**PROBLEM TO SOLVE**
Filter the entries below, keeping only lines with the word "caption".

## start MATERIAL FOR THIS EXERCISE

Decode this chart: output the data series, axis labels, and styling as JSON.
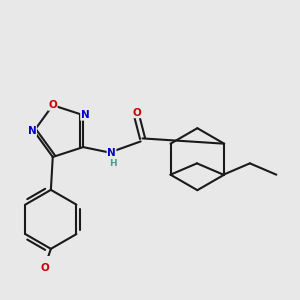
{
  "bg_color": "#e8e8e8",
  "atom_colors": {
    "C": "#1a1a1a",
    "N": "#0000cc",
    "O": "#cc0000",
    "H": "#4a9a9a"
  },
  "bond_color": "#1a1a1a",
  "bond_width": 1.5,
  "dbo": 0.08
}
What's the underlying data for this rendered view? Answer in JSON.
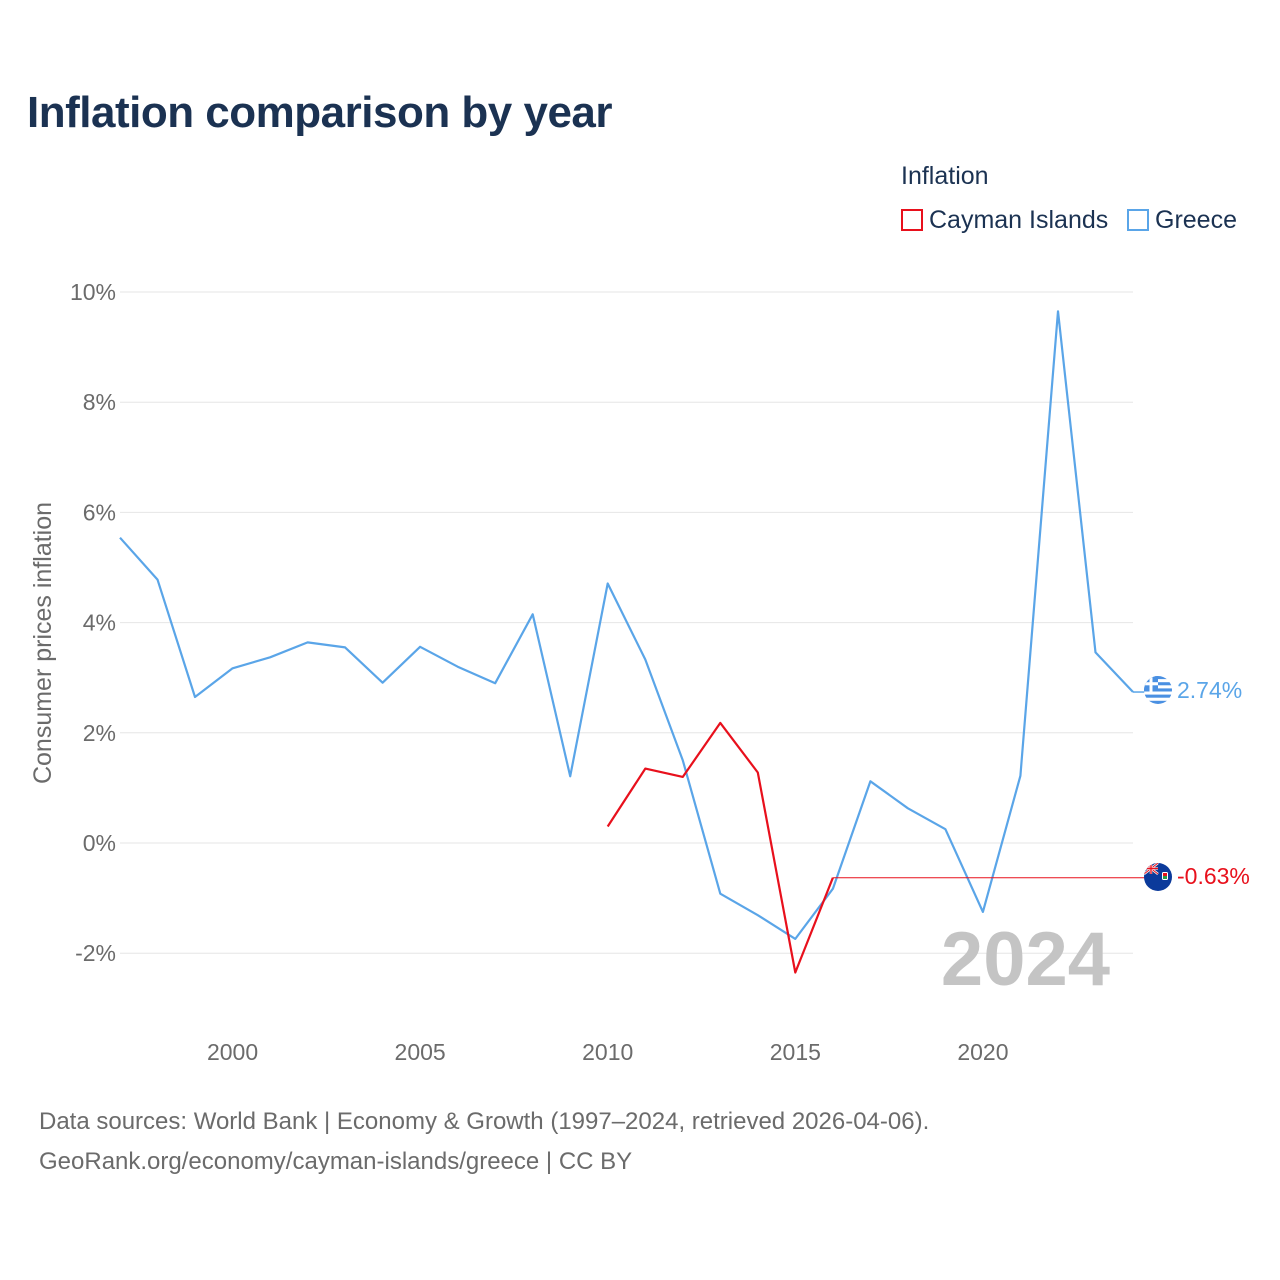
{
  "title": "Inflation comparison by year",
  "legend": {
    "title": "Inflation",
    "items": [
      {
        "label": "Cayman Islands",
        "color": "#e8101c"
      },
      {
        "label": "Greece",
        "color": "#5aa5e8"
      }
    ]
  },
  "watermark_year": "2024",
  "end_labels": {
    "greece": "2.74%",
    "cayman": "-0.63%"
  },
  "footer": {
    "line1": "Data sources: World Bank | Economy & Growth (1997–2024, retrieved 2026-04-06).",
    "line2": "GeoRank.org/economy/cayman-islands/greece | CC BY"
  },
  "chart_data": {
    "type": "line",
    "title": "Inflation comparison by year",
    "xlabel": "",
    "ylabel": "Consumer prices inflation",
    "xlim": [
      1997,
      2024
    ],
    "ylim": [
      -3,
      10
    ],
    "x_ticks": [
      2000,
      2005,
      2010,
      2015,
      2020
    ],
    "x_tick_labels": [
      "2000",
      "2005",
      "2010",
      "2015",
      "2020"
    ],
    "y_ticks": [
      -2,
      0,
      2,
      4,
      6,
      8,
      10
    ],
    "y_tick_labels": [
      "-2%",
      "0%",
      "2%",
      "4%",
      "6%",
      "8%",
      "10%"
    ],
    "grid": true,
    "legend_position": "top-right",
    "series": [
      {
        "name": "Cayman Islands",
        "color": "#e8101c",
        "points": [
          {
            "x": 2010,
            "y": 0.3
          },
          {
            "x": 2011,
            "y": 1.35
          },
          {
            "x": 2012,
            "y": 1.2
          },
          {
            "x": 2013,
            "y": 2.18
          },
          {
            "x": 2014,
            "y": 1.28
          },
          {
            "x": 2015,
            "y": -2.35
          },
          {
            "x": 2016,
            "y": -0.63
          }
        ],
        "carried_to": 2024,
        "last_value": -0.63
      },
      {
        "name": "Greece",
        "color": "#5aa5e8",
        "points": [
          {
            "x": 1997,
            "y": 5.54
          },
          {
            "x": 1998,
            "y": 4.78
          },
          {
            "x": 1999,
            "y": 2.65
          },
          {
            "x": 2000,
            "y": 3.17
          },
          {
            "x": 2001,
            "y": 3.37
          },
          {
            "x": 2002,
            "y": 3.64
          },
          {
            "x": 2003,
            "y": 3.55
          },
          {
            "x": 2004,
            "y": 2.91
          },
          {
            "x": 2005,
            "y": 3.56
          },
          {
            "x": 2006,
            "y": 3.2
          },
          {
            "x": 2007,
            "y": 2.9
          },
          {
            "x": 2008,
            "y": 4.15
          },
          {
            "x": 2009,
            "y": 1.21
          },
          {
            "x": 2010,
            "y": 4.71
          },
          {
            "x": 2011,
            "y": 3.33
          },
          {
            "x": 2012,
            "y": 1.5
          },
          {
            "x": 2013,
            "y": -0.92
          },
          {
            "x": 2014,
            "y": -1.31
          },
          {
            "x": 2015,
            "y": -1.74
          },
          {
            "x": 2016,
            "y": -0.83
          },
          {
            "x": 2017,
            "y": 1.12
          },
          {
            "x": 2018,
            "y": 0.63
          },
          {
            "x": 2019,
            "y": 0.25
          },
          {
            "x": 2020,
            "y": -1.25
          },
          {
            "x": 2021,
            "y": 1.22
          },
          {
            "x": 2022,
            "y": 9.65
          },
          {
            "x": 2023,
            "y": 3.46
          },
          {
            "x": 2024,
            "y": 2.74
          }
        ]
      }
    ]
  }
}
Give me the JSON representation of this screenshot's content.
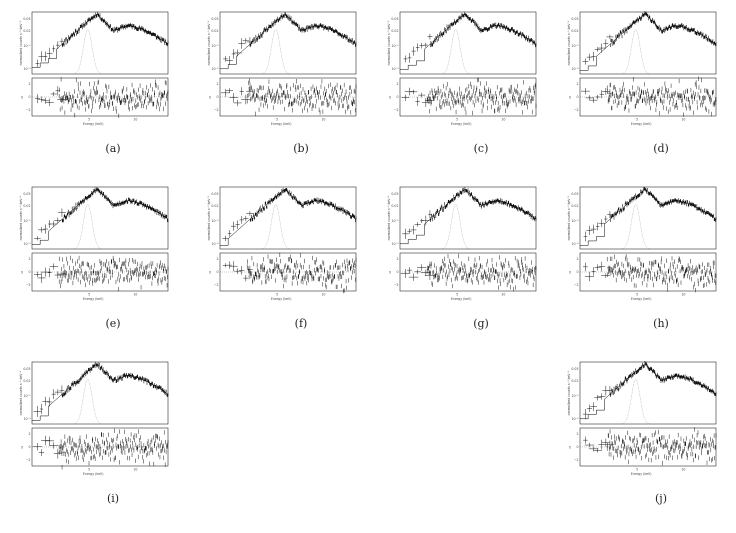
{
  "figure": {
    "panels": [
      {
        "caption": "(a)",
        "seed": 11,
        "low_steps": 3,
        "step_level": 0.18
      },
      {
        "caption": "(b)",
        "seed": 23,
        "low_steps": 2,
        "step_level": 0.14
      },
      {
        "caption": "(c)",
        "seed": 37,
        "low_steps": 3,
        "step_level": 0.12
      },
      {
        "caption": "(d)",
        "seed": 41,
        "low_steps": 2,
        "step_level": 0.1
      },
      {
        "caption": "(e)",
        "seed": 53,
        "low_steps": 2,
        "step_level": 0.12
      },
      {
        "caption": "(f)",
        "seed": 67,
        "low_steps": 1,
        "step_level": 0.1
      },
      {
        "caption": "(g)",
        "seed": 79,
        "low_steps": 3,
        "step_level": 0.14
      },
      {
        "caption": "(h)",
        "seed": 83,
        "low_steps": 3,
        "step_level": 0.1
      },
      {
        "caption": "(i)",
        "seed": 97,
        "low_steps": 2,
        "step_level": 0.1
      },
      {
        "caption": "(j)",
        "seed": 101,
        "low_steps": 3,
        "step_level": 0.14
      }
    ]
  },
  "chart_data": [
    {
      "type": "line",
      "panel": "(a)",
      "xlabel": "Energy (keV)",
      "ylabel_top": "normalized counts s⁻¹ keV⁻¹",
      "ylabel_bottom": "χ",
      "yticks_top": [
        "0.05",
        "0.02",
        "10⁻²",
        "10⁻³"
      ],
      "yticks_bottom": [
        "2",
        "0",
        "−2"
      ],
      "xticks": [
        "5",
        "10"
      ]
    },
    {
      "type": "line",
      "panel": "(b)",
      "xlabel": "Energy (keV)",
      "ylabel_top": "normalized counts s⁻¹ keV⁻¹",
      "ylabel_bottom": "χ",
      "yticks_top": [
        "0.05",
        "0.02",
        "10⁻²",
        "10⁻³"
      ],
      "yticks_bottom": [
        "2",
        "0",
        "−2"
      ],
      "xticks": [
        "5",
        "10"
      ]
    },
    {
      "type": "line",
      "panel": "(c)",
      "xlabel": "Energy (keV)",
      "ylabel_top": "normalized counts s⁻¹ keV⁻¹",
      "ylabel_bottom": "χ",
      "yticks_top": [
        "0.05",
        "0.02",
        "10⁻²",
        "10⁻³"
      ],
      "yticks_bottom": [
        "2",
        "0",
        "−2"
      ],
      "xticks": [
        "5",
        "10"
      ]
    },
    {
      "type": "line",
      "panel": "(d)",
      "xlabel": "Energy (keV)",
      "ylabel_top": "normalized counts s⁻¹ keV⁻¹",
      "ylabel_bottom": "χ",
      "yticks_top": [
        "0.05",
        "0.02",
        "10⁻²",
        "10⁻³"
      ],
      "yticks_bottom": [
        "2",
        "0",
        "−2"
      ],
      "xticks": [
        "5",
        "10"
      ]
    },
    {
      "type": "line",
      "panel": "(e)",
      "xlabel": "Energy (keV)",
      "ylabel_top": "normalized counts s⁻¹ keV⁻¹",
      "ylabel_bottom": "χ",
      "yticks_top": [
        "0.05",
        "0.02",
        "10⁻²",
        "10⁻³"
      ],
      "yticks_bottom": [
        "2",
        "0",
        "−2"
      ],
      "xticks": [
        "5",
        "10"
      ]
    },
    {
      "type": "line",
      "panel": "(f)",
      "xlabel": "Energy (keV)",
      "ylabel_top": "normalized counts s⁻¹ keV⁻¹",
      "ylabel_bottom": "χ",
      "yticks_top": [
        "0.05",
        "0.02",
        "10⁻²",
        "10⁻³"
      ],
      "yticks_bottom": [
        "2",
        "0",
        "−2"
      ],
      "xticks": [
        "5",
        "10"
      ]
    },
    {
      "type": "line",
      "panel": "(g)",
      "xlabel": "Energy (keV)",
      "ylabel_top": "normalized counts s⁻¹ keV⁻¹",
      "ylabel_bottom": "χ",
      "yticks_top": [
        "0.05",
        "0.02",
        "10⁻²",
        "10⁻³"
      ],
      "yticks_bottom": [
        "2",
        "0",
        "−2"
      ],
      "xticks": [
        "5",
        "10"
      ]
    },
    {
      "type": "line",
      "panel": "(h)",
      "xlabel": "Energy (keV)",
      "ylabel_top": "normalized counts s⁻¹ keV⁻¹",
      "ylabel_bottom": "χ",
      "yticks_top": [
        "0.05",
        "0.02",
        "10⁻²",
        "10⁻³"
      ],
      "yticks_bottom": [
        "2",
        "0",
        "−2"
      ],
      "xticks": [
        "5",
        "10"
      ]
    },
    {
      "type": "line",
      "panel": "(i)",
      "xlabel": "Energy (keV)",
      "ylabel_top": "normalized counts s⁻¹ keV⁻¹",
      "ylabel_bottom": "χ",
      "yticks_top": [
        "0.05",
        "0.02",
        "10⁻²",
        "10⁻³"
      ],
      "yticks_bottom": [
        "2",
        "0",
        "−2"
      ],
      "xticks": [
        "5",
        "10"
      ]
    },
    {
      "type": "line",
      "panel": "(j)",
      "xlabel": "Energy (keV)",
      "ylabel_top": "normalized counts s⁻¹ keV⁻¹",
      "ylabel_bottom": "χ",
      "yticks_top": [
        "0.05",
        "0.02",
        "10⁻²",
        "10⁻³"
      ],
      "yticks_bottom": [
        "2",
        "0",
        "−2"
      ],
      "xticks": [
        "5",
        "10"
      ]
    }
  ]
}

## end MATERIAL FOR THIS EXERCISE

**TASK ANSWER**
        "caption": "(a)",
        "caption": "(b)",
        "caption": "(c)",
        "caption": "(d)",
        "caption": "(e)",
        "caption": "(f)",
        "caption": "(g)",
        "caption": "(h)",
        "caption": "(i)",
        "caption": "(j)",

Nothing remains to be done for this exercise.